Task statement:
Determine how many lines in these records hold "Leslie". Only the number is wanted.

════════════════

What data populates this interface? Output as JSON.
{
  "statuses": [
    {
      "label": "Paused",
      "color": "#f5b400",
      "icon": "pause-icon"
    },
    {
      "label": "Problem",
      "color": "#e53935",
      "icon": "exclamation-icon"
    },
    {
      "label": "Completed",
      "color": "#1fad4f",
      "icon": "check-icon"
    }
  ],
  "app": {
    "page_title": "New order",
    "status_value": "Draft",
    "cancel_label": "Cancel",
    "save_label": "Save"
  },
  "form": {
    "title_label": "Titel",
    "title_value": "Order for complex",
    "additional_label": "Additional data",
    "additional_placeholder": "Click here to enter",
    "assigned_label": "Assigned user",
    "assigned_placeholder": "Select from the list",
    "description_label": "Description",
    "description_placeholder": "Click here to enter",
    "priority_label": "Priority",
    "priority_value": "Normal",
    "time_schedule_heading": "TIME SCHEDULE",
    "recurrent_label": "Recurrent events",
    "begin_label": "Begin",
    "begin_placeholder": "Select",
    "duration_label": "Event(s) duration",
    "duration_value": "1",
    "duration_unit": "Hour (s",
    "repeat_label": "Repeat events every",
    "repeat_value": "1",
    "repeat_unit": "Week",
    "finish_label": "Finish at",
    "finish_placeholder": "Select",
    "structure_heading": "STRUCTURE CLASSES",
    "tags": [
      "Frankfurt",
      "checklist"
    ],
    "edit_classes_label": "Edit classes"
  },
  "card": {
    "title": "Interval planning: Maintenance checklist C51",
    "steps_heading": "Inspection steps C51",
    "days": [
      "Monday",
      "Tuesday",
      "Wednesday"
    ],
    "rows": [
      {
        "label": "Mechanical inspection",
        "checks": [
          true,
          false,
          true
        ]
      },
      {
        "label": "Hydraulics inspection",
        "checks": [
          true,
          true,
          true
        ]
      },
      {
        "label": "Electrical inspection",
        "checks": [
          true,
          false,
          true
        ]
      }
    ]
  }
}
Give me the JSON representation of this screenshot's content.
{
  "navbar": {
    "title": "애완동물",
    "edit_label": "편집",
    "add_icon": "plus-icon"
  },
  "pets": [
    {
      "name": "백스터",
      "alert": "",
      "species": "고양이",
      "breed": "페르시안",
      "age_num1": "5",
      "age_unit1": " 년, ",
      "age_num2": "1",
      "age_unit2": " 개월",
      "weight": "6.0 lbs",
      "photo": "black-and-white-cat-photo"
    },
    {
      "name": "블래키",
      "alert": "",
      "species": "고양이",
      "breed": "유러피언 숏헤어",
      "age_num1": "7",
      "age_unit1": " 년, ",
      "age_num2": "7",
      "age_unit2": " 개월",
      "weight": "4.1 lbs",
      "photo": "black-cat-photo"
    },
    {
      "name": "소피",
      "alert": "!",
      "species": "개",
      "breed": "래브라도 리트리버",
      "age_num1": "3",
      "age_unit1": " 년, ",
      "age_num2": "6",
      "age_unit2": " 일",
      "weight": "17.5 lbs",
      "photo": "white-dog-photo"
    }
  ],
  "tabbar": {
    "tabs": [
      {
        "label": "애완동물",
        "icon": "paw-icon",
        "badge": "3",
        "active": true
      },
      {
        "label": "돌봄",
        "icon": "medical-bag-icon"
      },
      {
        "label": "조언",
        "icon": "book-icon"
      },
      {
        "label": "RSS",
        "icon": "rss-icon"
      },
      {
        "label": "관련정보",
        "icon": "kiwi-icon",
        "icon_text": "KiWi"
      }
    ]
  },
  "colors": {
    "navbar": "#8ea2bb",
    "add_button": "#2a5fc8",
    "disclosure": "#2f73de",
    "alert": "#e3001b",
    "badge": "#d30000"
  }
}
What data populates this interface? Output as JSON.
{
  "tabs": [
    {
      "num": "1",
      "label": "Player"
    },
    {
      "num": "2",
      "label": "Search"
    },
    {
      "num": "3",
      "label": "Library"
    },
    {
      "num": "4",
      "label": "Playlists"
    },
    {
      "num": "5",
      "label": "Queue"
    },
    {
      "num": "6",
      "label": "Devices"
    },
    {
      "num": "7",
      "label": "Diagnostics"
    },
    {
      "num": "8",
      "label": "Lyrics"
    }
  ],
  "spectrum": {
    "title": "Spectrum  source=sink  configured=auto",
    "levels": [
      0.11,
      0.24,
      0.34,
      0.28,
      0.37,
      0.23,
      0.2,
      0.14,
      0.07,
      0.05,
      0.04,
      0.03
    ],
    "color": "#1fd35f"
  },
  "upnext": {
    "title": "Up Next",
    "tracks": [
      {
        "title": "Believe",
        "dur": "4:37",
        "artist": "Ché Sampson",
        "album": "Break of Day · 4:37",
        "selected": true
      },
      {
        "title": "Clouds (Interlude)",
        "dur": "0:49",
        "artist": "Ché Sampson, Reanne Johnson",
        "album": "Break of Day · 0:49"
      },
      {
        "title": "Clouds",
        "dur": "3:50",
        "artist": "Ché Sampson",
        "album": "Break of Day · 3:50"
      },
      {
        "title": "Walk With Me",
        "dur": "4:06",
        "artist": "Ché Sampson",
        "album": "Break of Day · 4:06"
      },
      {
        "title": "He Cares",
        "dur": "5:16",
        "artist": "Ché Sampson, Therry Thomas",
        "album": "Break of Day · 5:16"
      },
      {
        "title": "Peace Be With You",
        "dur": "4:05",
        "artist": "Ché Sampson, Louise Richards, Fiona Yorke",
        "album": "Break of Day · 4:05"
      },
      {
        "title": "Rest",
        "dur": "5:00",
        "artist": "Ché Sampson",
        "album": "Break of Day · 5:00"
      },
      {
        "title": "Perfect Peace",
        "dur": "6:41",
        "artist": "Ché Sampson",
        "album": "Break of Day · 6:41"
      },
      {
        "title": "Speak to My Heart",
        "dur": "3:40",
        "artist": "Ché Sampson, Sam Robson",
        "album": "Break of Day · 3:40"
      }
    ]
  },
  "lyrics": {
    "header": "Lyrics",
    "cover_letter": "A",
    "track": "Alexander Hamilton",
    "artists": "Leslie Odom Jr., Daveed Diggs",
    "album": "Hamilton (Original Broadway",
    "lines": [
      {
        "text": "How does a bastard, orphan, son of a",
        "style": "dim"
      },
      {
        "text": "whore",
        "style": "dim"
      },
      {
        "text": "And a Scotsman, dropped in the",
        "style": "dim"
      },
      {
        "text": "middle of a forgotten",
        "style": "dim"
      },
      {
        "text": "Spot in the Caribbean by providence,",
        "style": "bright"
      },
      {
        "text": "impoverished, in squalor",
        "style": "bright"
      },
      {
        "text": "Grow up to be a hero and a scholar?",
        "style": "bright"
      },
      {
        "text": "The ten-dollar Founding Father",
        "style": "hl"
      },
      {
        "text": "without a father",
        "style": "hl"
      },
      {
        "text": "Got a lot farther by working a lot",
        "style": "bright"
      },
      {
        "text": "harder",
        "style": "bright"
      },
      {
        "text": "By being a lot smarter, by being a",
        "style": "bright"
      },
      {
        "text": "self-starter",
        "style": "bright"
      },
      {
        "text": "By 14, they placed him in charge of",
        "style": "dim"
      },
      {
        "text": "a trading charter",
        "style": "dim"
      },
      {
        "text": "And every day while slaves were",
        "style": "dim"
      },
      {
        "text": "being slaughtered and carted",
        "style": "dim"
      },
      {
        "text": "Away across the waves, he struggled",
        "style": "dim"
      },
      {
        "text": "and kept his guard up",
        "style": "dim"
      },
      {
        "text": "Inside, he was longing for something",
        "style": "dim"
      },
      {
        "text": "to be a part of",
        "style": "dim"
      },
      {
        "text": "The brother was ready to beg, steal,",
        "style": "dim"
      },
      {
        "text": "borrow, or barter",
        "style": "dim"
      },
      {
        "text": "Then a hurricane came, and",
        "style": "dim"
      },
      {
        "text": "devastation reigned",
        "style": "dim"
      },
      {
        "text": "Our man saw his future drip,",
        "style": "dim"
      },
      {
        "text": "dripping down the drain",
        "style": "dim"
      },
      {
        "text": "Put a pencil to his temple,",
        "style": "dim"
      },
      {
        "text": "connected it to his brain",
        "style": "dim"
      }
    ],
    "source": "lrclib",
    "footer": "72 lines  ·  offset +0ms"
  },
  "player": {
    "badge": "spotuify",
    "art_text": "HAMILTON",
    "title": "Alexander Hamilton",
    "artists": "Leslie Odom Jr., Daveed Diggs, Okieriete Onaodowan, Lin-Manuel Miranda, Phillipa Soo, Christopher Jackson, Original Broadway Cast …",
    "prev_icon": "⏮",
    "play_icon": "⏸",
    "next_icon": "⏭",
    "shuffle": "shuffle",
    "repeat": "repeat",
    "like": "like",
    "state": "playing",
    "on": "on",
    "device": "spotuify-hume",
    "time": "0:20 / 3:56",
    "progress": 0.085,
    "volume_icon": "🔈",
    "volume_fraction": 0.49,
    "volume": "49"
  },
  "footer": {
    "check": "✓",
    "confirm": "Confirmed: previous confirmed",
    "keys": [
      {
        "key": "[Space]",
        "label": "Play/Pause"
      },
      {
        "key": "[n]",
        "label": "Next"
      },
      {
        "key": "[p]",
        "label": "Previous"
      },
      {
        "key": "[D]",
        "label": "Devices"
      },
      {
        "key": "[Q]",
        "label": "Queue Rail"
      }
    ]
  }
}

════════════════

Exercise result:
2